= LISTED ENTRIES =
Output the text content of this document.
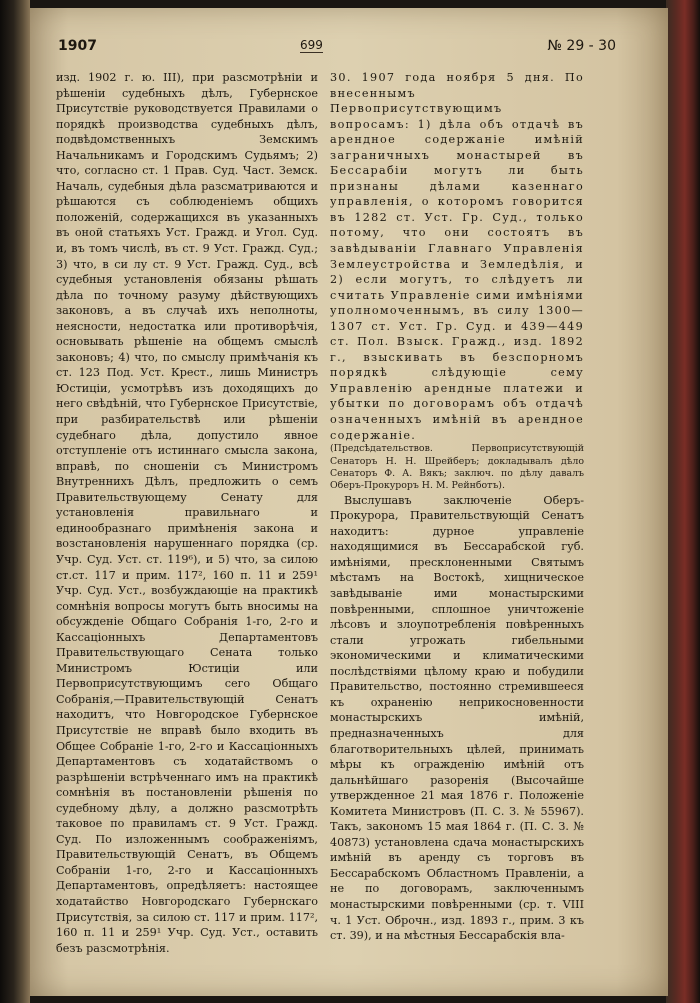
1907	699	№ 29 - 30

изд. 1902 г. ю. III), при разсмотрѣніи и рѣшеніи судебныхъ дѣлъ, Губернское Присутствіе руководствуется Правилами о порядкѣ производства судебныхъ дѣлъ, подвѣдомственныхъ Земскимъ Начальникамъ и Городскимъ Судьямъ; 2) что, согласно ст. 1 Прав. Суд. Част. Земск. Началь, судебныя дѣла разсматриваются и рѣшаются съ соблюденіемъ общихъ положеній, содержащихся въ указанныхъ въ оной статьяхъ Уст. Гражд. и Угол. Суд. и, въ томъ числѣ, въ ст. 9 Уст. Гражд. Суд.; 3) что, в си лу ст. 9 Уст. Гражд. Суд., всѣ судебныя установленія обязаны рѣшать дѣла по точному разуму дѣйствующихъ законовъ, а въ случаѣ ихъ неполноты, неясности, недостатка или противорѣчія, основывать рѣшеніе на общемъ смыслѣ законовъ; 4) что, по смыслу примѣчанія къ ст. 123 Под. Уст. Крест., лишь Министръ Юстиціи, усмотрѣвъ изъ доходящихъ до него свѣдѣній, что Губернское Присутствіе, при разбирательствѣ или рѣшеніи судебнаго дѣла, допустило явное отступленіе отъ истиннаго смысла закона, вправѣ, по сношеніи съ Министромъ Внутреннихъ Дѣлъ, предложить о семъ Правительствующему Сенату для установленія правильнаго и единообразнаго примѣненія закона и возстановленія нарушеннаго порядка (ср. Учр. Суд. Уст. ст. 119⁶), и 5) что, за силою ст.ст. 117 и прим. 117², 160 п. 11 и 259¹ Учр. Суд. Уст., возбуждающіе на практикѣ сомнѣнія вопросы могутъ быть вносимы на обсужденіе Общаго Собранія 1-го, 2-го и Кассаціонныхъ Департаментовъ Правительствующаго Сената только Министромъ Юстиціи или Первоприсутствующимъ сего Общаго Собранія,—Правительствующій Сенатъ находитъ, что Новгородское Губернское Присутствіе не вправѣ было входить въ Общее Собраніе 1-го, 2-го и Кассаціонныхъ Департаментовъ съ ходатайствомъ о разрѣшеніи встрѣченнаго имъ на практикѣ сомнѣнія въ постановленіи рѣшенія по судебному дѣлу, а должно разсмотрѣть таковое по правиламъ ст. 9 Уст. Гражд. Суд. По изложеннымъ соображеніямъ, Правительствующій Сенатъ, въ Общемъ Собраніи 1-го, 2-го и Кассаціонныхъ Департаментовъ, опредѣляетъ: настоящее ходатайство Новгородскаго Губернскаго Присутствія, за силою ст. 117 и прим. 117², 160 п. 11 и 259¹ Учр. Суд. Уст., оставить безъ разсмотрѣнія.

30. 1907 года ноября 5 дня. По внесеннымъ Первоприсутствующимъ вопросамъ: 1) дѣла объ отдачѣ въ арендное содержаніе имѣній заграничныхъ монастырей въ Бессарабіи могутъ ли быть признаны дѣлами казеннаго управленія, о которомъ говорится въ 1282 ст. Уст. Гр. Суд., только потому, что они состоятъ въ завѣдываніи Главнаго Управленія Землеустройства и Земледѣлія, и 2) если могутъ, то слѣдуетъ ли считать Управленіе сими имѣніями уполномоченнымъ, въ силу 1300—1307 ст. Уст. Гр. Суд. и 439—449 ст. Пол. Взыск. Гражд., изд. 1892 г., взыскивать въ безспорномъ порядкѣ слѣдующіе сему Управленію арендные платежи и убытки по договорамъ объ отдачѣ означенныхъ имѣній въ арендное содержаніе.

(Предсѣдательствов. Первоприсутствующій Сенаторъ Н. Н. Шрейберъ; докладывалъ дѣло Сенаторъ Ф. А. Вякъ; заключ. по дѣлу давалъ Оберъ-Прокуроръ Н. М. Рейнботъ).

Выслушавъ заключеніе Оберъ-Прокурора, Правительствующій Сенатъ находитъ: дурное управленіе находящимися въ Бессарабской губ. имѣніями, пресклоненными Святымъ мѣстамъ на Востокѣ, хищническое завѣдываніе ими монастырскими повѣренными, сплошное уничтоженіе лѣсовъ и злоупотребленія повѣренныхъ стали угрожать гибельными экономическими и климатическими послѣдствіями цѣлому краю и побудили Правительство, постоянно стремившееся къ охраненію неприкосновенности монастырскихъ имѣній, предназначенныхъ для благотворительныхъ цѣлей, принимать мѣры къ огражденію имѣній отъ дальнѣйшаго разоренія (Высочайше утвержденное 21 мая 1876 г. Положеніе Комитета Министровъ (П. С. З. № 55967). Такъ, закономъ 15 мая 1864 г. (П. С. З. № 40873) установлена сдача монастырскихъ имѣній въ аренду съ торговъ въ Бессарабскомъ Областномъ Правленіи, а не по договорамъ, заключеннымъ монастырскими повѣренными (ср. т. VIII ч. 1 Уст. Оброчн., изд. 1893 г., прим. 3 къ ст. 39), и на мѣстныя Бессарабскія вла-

= WHAT IS BEING ASKED =
Copy each line in full and exactly, omitting any picture.

= WRITTEN RESPONSE =
Output the text content of this document.
1907	699	№ 29 - 30

изд. 1902 г. ю. III), при разсмотрѣніи и рѣшеніи судебныхъ дѣлъ, Губернское Присутствіе руководствуется Правилами о порядкѣ производства судебныхъ дѣлъ, подвѣдомственныхъ Земскимъ Начальникамъ и Городскимъ Судьямъ; 2) что, согласно ст. 1 Прав. Суд. Част. Земск. Началь, судебныя дѣла разсматриваются и рѣшаются съ соблюденіемъ общихъ положеній, содержащихся въ указанныхъ въ оной статьяхъ Уст. Гражд. и Угол. Суд. и, въ томъ числѣ, въ ст. 9 Уст. Гражд. Суд.; 3) что, в си лу ст. 9 Уст. Гражд. Суд., всѣ судебныя установленія обязаны рѣшать дѣла по точному разуму дѣйствующихъ законовъ, а въ случаѣ ихъ неполноты, неясности, недостатка или противорѣчія, основывать рѣшеніе на общемъ смыслѣ законовъ; 4) что, по смыслу примѣчанія къ ст. 123 Под. Уст. Крест., лишь Министръ Юстиціи, усмотрѣвъ изъ доходящихъ до него свѣдѣній, что Губернское Присутствіе, при разбирательствѣ или рѣшеніи судебнаго дѣла, допустило явное отступленіе отъ истиннаго смысла закона, вправѣ, по сношеніи съ Министромъ Внутреннихъ Дѣлъ, предложить о семъ Правительствующему Сенату для установленія правильнаго и единообразнаго примѣненія закона и возстановленія нарушеннаго порядка (ср. Учр. Суд. Уст. ст. 119⁶), и 5) что, за силою ст.ст. 117 и прим. 117², 160 п. 11 и 259¹ Учр. Суд. Уст., возбуждающіе на практикѣ сомнѣнія вопросы могутъ быть вносимы на обсужденіе Общаго Собранія 1-го, 2-го и Кассаціонныхъ Департаментовъ Правительствующаго Сената только Министромъ Юстиціи или Первоприсутствующимъ сего Общаго Собранія,—Правительствующій Сенатъ находитъ, что Новгородское Губернское Присутствіе не вправѣ было входить въ Общее Собраніе 1-го, 2-го и Кассаціонныхъ Департаментовъ съ ходатайствомъ о разрѣшеніи встрѣченнаго имъ на практикѣ сомнѣнія въ постановленіи рѣшенія по судебному дѣлу, а должно разсмотрѣть таковое по правиламъ ст. 9 Уст. Гражд. Суд. По изложеннымъ соображеніямъ, Правительствующій Сенатъ, въ Общемъ Собраніи 1-го, 2-го и Кассаціонныхъ Департаментовъ, опредѣляетъ: настоящее ходатайство Новгородскаго Губернскаго Присутствія, за силою ст. 117 и прим. 117², 160 п. 11 и 259¹ Учр. Суд. Уст., оставить безъ разсмотрѣнія.

30. 1907 года ноября 5 дня. По внесеннымъ Первоприсутствующимъ вопросамъ: 1) дѣла объ отдачѣ въ арендное содержаніе имѣній заграничныхъ монастырей въ Бессарабіи могутъ ли быть признаны дѣлами казеннаго управленія, о которомъ говорится въ 1282 ст. Уст. Гр. Суд., только потому, что они состоятъ въ завѣдываніи Главнаго Управленія Землеустройства и Земледѣлія, и 2) если могутъ, то слѣдуетъ ли считать Управленіе сими имѣніями уполномоченнымъ, въ силу 1300—1307 ст. Уст. Гр. Суд. и 439—449 ст. Пол. Взыск. Гражд., изд. 1892 г., взыскивать въ безспорномъ порядкѣ слѣдующіе сему Управленію арендные платежи и убытки по договорамъ объ отдачѣ означенныхъ имѣній въ арендное содержаніе.

(Предсѣдательствов. Первоприсутствующій Сенаторъ Н. Н. Шрейберъ; докладывалъ дѣло Сенаторъ Ф. А. Вякъ; заключ. по дѣлу давалъ Оберъ-Прокуроръ Н. М. Рейнботъ).

Выслушавъ заключеніе Оберъ-Прокурора, Правительствующій Сенатъ находитъ: дурное управленіе находящимися въ Бессарабской губ. имѣніями, пресклоненными Святымъ мѣстамъ на Востокѣ, хищническое завѣдываніе ими монастырскими повѣренными, сплошное уничтоженіе лѣсовъ и злоупотребленія повѣренныхъ стали угрожать гибельными экономическими и климатическими послѣдствіями цѣлому краю и побудили Правительство, постоянно стремившееся къ охраненію неприкосновенности монастырскихъ имѣній, предназначенныхъ для благотворительныхъ цѣлей, принимать мѣры къ огражденію имѣній отъ дальнѣйшаго разоренія (Высочайше утвержденное 21 мая 1876 г. Положеніе Комитета Министровъ (П. С. З. № 55967). Такъ, закономъ 15 мая 1864 г. (П. С. З. № 40873) установлена сдача монастырскихъ имѣній въ аренду съ торговъ въ Бессарабскомъ Областномъ Правленіи, а не по договорамъ, заключеннымъ монастырскими повѣренными (ср. т. VIII ч. 1 Уст. Оброчн., изд. 1893 г., прим. 3 къ ст. 39), и на мѣстныя Бессарабскія вла-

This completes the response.